_What this task involves:_ Transcribe the entries below exactly.

-- start of Dataset extract --

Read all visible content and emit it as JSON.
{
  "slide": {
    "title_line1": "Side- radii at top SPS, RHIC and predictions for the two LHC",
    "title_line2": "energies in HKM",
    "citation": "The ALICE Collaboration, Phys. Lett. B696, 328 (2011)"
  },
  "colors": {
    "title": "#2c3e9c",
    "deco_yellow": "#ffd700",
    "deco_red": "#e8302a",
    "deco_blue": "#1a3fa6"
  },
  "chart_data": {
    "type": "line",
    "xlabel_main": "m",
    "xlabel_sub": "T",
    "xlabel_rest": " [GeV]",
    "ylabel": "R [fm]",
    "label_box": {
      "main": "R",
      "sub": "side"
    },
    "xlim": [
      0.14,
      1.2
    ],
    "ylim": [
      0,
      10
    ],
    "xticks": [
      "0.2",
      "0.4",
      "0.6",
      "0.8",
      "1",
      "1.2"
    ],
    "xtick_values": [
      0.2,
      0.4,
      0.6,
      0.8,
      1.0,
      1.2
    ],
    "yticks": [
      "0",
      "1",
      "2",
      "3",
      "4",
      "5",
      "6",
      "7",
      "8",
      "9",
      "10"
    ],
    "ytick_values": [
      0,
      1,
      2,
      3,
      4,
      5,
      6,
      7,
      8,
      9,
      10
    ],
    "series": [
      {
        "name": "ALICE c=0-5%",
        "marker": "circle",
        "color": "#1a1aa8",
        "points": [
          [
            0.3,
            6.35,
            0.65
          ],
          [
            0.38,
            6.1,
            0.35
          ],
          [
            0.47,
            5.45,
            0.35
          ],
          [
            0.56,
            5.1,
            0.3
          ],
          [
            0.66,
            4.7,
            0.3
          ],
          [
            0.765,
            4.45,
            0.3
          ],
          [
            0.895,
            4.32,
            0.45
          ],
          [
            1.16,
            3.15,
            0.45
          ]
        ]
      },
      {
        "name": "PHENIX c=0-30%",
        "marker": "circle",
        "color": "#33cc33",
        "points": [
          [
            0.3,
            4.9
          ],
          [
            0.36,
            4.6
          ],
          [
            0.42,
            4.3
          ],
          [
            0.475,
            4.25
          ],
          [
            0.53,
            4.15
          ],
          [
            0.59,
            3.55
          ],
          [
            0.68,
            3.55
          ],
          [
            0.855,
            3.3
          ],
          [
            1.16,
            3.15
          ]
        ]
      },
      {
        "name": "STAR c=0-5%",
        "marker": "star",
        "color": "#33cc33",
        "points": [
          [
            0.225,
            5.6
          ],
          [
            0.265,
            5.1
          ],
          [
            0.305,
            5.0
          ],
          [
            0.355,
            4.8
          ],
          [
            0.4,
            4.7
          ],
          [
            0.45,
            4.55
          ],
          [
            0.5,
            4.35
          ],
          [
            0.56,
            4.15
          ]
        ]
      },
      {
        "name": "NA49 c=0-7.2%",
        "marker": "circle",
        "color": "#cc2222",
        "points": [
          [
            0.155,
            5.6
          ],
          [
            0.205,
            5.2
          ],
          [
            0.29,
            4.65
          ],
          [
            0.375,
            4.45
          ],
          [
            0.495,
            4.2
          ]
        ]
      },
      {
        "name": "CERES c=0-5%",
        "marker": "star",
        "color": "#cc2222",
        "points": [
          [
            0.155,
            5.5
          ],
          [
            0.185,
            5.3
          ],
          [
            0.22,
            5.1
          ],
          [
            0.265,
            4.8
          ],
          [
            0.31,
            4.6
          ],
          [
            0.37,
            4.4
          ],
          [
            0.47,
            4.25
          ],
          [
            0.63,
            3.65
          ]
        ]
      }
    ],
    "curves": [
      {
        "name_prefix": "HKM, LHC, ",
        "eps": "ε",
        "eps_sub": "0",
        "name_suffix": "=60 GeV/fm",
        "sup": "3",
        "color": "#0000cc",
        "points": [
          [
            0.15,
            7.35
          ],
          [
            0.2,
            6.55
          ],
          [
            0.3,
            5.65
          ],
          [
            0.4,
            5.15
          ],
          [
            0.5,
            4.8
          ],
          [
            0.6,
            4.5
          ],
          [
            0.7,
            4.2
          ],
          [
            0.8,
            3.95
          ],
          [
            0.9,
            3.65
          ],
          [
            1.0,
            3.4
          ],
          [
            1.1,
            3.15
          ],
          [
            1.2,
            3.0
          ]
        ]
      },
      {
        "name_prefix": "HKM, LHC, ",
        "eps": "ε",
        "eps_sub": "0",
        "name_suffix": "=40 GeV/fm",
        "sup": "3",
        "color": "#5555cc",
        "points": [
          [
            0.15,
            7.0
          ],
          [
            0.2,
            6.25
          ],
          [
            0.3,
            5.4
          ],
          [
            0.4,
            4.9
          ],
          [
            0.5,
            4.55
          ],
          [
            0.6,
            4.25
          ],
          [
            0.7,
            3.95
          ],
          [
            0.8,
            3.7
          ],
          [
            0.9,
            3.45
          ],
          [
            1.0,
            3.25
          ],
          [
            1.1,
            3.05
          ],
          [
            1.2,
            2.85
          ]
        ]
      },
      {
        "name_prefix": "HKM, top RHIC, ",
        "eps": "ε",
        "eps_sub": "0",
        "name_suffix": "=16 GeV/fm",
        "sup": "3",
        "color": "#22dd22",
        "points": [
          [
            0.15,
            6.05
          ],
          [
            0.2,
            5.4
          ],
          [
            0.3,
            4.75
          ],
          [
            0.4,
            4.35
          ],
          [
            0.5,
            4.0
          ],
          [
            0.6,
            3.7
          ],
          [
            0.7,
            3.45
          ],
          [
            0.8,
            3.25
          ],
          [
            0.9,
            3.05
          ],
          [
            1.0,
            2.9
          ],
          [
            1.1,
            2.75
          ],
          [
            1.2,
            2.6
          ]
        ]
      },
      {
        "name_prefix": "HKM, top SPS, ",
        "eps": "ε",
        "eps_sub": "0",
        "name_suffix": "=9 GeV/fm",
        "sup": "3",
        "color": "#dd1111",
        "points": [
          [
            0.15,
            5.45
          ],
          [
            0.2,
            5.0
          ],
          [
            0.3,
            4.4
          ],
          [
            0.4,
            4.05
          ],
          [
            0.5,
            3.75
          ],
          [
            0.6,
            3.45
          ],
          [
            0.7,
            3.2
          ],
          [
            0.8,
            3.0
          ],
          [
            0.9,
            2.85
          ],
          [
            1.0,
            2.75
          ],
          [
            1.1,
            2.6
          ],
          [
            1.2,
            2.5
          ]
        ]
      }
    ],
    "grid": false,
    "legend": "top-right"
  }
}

-- end of Dataset extract --

_Correct output:_
Read all visible content and emit it as JSON.
{
  "slide": {
    "title_line1": "Side- radii at top SPS, RHIC and predictions for the two LHC",
    "title_line2": "energies in HKM",
    "citation": "The ALICE Collaboration, Phys. Lett. B696, 328 (2011)"
  },
  "colors": {
    "title": "#2c3e9c",
    "deco_yellow": "#ffd700",
    "deco_red": "#e8302a",
    "deco_blue": "#1a3fa6"
  },
  "chart_data": {
    "type": "line",
    "xlabel_main": "m",
    "xlabel_sub": "T",
    "xlabel_rest": " [GeV]",
    "ylabel": "R [fm]",
    "label_box": {
      "main": "R",
      "sub": "side"
    },
    "xlim": [
      0.14,
      1.2
    ],
    "ylim": [
      0,
      10
    ],
    "xticks": [
      "0.2",
      "0.4",
      "0.6",
      "0.8",
      "1",
      "1.2"
    ],
    "xtick_values": [
      0.2,
      0.4,
      0.6,
      0.8,
      1.0,
      1.2
    ],
    "yticks": [
      "0",
      "1",
      "2",
      "3",
      "4",
      "5",
      "6",
      "7",
      "8",
      "9",
      "10"
    ],
    "ytick_values": [
      0,
      1,
      2,
      3,
      4,
      5,
      6,
      7,
      8,
      9,
      10
    ],
    "series": [
      {
        "name": "ALICE c=0-5%",
        "marker": "circle",
        "color": "#1a1aa8",
        "points": [
          [
            0.3,
            6.35,
            0.65
          ],
          [
            0.38,
            6.1,
            0.35
          ],
          [
            0.47,
            5.45,
            0.35
          ],
          [
            0.56,
            5.1,
            0.3
          ],
          [
            0.66,
            4.7,
            0.3
          ],
          [
            0.765,
            4.45,
            0.3
          ],
          [
            0.895,
            4.32,
            0.45
          ],
          [
            1.16,
            3.15,
            0.45
          ]
        ]
      },
      {
        "name": "PHENIX c=0-30%",
        "marker": "circle",
        "color": "#33cc33",
        "points": [
          [
            0.3,
            4.9
          ],
          [
            0.36,
            4.6
          ],
          [
            0.42,
            4.3
          ],
          [
            0.475,
            4.25
          ],
          [
            0.53,
            4.15
          ],
          [
            0.59,
            3.55
          ],
          [
            0.68,
            3.55
          ],
          [
            0.855,
            3.3
          ],
          [
            1.16,
            3.15
          ]
        ]
      },
      {
        "name": "STAR c=0-5%",
        "marker": "star",
        "color": "#33cc33",
        "points": [
          [
            0.225,
            5.6
          ],
          [
            0.265,
            5.1
          ],
          [
            0.305,
            5.0
          ],
          [
            0.355,
            4.8
          ],
          [
            0.4,
            4.7
          ],
          [
            0.45,
            4.55
          ],
          [
            0.5,
            4.35
          ],
          [
            0.56,
            4.15
          ]
        ]
      },
      {
        "name": "NA49 c=0-7.2%",
        "marker": "circle",
        "color": "#cc2222",
        "points": [
          [
            0.155,
            5.6
          ],
          [
            0.205,
            5.2
          ],
          [
            0.29,
            4.65
          ],
          [
            0.375,
            4.45
          ],
          [
            0.495,
            4.2
          ]
        ]
      },
      {
        "name": "CERES c=0-5%",
        "marker": "star",
        "color": "#cc2222",
        "points": [
          [
            0.155,
            5.5
          ],
          [
            0.185,
            5.3
          ],
          [
            0.22,
            5.1
          ],
          [
            0.265,
            4.8
          ],
          [
            0.31,
            4.6
          ],
          [
            0.37,
            4.4
          ],
          [
            0.47,
            4.25
          ],
          [
            0.63,
            3.65
          ]
        ]
      }
    ],
    "curves": [
      {
        "name_prefix": "HKM, LHC, ",
        "eps": "ε",
        "eps_sub": "0",
        "name_suffix": "=60 GeV/fm",
        "sup": "3",
        "color": "#0000cc",
        "points": [
          [
            0.15,
            7.35
          ],
          [
            0.2,
            6.55
          ],
          [
            0.3,
            5.65
          ],
          [
            0.4,
            5.15
          ],
          [
            0.5,
            4.8
          ],
          [
            0.6,
            4.5
          ],
          [
            0.7,
            4.2
          ],
          [
            0.8,
            3.95
          ],
          [
            0.9,
            3.65
          ],
          [
            1.0,
            3.4
          ],
          [
            1.1,
            3.15
          ],
          [
            1.2,
            3.0
          ]
        ]
      },
      {
        "name_prefix": "HKM, LHC, ",
        "eps": "ε",
        "eps_sub": "0",
        "name_suffix": "=40 GeV/fm",
        "sup": "3",
        "color": "#5555cc",
        "points": [
          [
            0.15,
            7.0
          ],
          [
            0.2,
            6.25
          ],
          [
            0.3,
            5.4
          ],
          [
            0.4,
            4.9
          ],
          [
            0.5,
            4.55
          ],
          [
            0.6,
            4.25
          ],
          [
            0.7,
            3.95
          ],
          [
            0.8,
            3.7
          ],
          [
            0.9,
            3.45
          ],
          [
            1.0,
            3.25
          ],
          [
            1.1,
            3.05
          ],
          [
            1.2,
            2.85
          ]
        ]
      },
      {
        "name_prefix": "HKM, top RHIC, ",
        "eps": "ε",
        "eps_sub": "0",
        "name_suffix": "=16 GeV/fm",
        "sup": "3",
        "color": "#22dd22",
        "points": [
          [
            0.15,
            6.05
          ],
          [
            0.2,
            5.4
          ],
          [
            0.3,
            4.75
          ],
          [
            0.4,
            4.35
          ],
          [
            0.5,
            4.0
          ],
          [
            0.6,
            3.7
          ],
          [
            0.7,
            3.45
          ],
          [
            0.8,
            3.25
          ],
          [
            0.9,
            3.05
          ],
          [
            1.0,
            2.9
          ],
          [
            1.1,
            2.75
          ],
          [
            1.2,
            2.6
          ]
        ]
      },
      {
        "name_prefix": "HKM, top SPS, ",
        "eps": "ε",
        "eps_sub": "0",
        "name_suffix": "=9 GeV/fm",
        "sup": "3",
        "color": "#dd1111",
        "points": [
          [
            0.15,
            5.45
          ],
          [
            0.2,
            5.0
          ],
          [
            0.3,
            4.4
          ],
          [
            0.4,
            4.05
          ],
          [
            0.5,
            3.75
          ],
          [
            0.6,
            3.45
          ],
          [
            0.7,
            3.2
          ],
          [
            0.8,
            3.0
          ],
          [
            0.9,
            2.85
          ],
          [
            1.0,
            2.75
          ],
          [
            1.1,
            2.6
          ],
          [
            1.2,
            2.5
          ]
        ]
      }
    ],
    "grid": false,
    "legend": "top-right"
  }
}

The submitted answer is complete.